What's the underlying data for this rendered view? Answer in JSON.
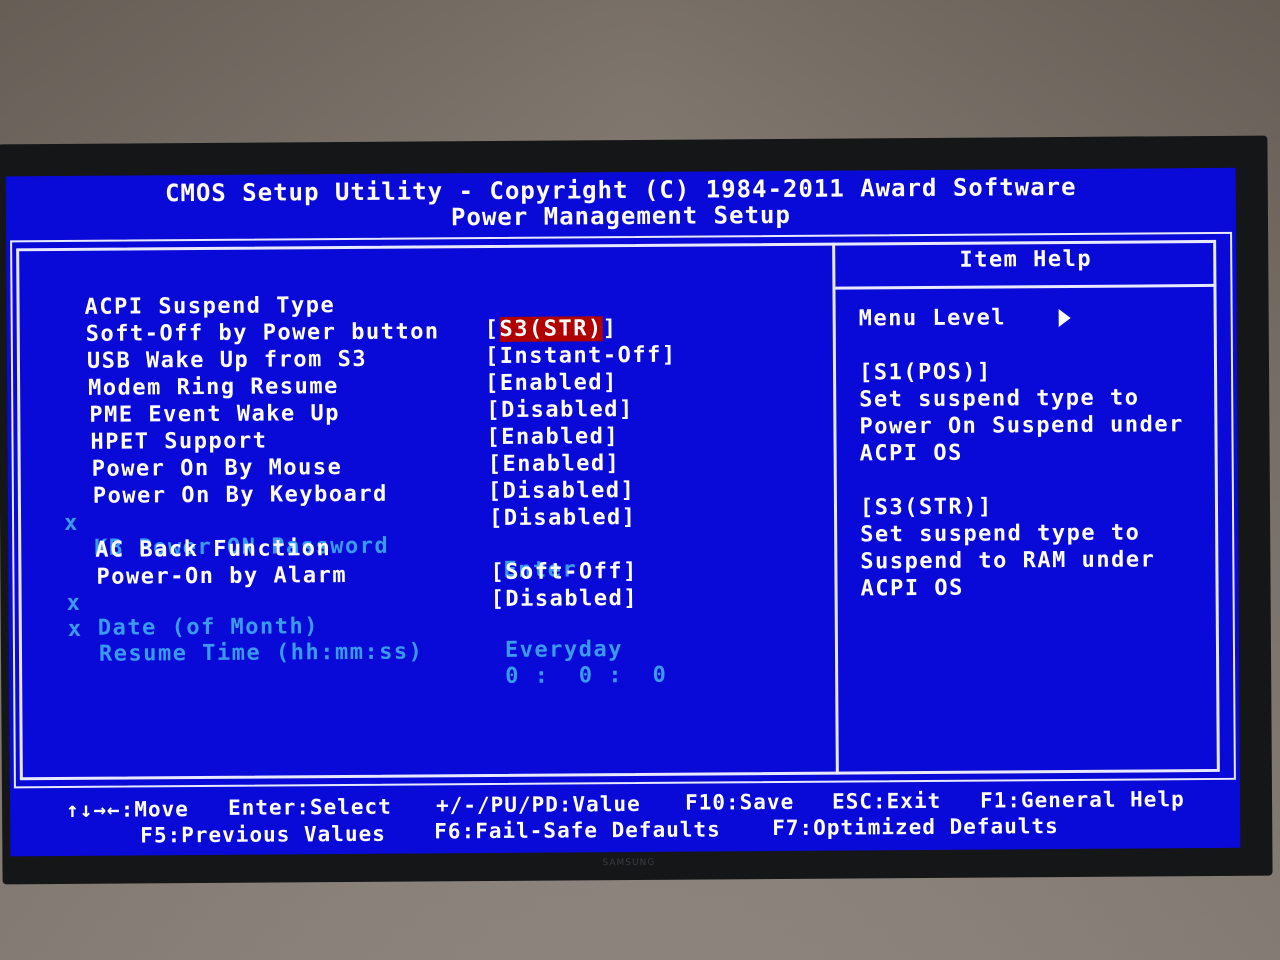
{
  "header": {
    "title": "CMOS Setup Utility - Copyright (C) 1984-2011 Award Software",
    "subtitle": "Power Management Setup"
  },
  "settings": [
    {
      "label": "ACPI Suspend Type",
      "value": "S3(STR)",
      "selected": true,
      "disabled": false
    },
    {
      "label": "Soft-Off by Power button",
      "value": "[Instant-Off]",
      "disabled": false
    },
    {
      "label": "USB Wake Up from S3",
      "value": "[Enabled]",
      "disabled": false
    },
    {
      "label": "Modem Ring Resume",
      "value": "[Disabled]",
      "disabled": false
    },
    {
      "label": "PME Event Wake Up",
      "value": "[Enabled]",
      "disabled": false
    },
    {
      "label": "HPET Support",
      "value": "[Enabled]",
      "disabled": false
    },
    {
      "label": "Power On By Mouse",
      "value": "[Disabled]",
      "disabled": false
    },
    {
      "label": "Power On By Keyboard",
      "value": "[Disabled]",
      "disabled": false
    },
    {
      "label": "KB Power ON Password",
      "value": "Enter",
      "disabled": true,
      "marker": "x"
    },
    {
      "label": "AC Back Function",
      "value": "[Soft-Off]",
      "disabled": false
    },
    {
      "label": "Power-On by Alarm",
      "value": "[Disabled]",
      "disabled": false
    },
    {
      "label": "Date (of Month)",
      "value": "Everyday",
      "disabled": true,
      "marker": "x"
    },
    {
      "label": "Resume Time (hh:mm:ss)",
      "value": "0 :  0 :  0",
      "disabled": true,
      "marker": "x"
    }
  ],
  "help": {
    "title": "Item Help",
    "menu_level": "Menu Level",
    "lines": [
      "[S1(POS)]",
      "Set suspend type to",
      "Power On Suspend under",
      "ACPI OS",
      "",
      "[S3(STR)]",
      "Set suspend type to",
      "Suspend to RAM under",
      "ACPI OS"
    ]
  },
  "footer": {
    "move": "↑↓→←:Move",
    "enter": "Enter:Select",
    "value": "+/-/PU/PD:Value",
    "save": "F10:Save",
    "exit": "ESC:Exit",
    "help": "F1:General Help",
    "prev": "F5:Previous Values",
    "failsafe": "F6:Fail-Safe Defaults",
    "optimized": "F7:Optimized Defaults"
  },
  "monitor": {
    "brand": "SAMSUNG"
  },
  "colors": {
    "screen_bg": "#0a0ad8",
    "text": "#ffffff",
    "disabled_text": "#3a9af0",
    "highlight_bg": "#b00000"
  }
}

════════════════

▶ **TO DO**
Find every line with "Setup" in the listing and state how many there are, nothing else.

▶ **COMPLETED EXERCISE**
2